- Provided records
----------------------------------------

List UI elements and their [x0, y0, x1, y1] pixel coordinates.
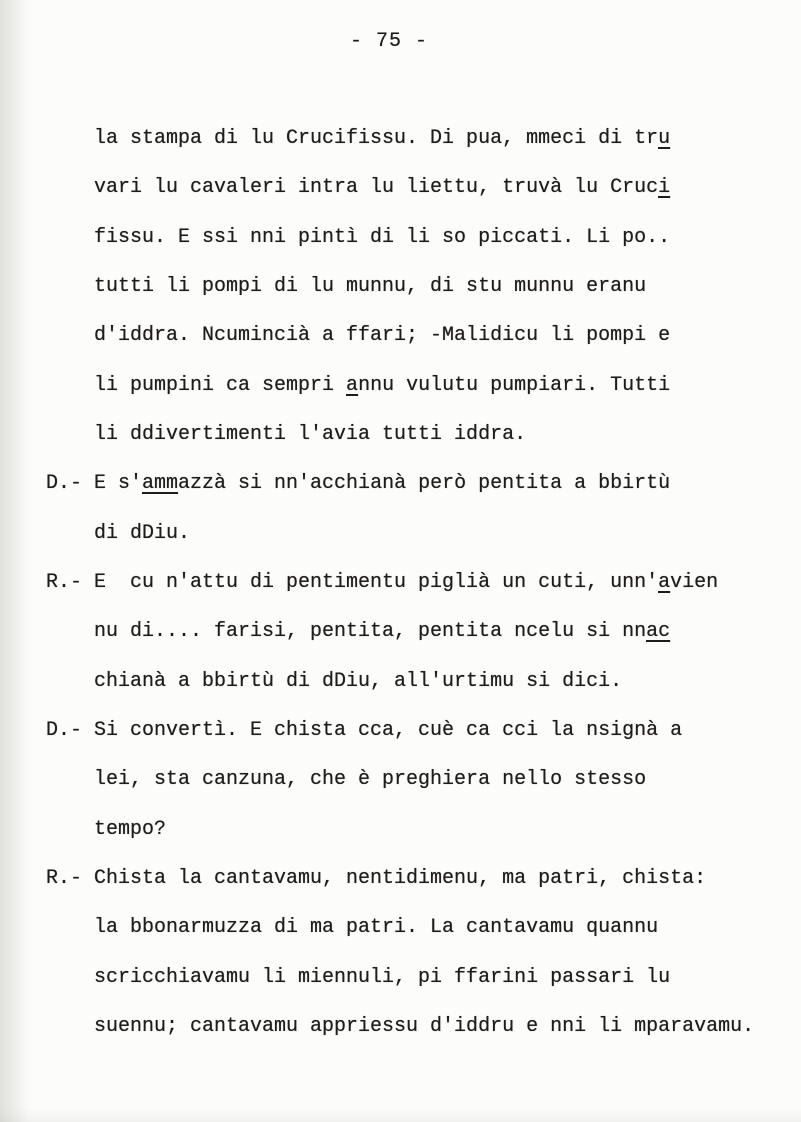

----------------------------------------

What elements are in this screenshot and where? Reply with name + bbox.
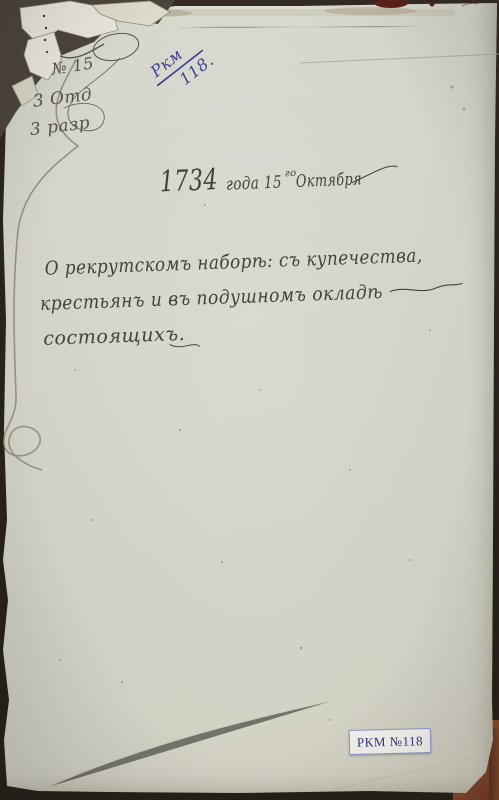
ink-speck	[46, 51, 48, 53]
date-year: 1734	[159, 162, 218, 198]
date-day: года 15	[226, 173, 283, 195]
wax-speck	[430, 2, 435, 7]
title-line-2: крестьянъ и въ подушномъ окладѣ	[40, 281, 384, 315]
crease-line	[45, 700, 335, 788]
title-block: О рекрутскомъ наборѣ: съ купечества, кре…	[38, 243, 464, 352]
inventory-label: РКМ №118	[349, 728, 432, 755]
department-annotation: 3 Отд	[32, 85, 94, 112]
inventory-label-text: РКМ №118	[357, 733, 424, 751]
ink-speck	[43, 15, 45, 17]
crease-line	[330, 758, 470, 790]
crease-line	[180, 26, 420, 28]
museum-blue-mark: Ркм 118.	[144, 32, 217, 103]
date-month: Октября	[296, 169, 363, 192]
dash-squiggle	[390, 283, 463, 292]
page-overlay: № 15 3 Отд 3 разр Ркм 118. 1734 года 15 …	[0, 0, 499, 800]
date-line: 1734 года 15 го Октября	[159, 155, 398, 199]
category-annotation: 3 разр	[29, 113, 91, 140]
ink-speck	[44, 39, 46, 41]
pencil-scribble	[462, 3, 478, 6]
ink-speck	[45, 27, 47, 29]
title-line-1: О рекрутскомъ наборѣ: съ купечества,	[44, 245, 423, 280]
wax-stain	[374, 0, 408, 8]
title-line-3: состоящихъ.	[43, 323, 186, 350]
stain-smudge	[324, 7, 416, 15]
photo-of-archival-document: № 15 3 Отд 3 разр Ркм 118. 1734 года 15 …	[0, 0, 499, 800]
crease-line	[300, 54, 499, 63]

----------------------------------------

Reproduce the listing line for line, starting at the line containing "What elements are" and ending at the line containing "54, 499, 63]", with both of those lines included. Omit the pictures.

What elements are in this screenshot and where? Reply with name + bbox.
ink-speck	[46, 51, 48, 53]
date-year: 1734	[159, 162, 218, 198]
date-day: года 15	[226, 173, 283, 195]
wax-speck	[430, 2, 435, 7]
title-line-2: крестьянъ и въ подушномъ окладѣ	[40, 281, 384, 315]
crease-line	[45, 700, 335, 788]
title-block: О рекрутскомъ наборѣ: съ купечества, кре…	[38, 243, 464, 352]
inventory-label: РКМ №118	[349, 728, 432, 755]
department-annotation: 3 Отд	[32, 85, 94, 112]
inventory-label-text: РКМ №118	[357, 733, 424, 751]
ink-speck	[43, 15, 45, 17]
crease-line	[330, 758, 470, 790]
crease-line	[180, 26, 420, 28]
museum-blue-mark: Ркм 118.	[144, 32, 217, 103]
date-month: Октября	[296, 169, 363, 192]
dash-squiggle	[390, 283, 463, 292]
page-overlay: № 15 3 Отд 3 разр Ркм 118. 1734 года 15 …	[0, 0, 499, 800]
date-line: 1734 года 15 го Октября	[159, 155, 398, 199]
category-annotation: 3 разр	[29, 113, 91, 140]
ink-speck	[44, 39, 46, 41]
pencil-scribble	[462, 3, 478, 6]
ink-speck	[45, 27, 47, 29]
title-line-1: О рекрутскомъ наборѣ: съ купечества,	[44, 245, 423, 280]
wax-stain	[374, 0, 408, 8]
title-line-3: состоящихъ.	[43, 323, 186, 350]
stain-smudge	[324, 7, 416, 15]
photo-of-archival-document: № 15 3 Отд 3 разр Ркм 118. 1734 года 15 …	[0, 0, 499, 800]
crease-line	[300, 54, 499, 63]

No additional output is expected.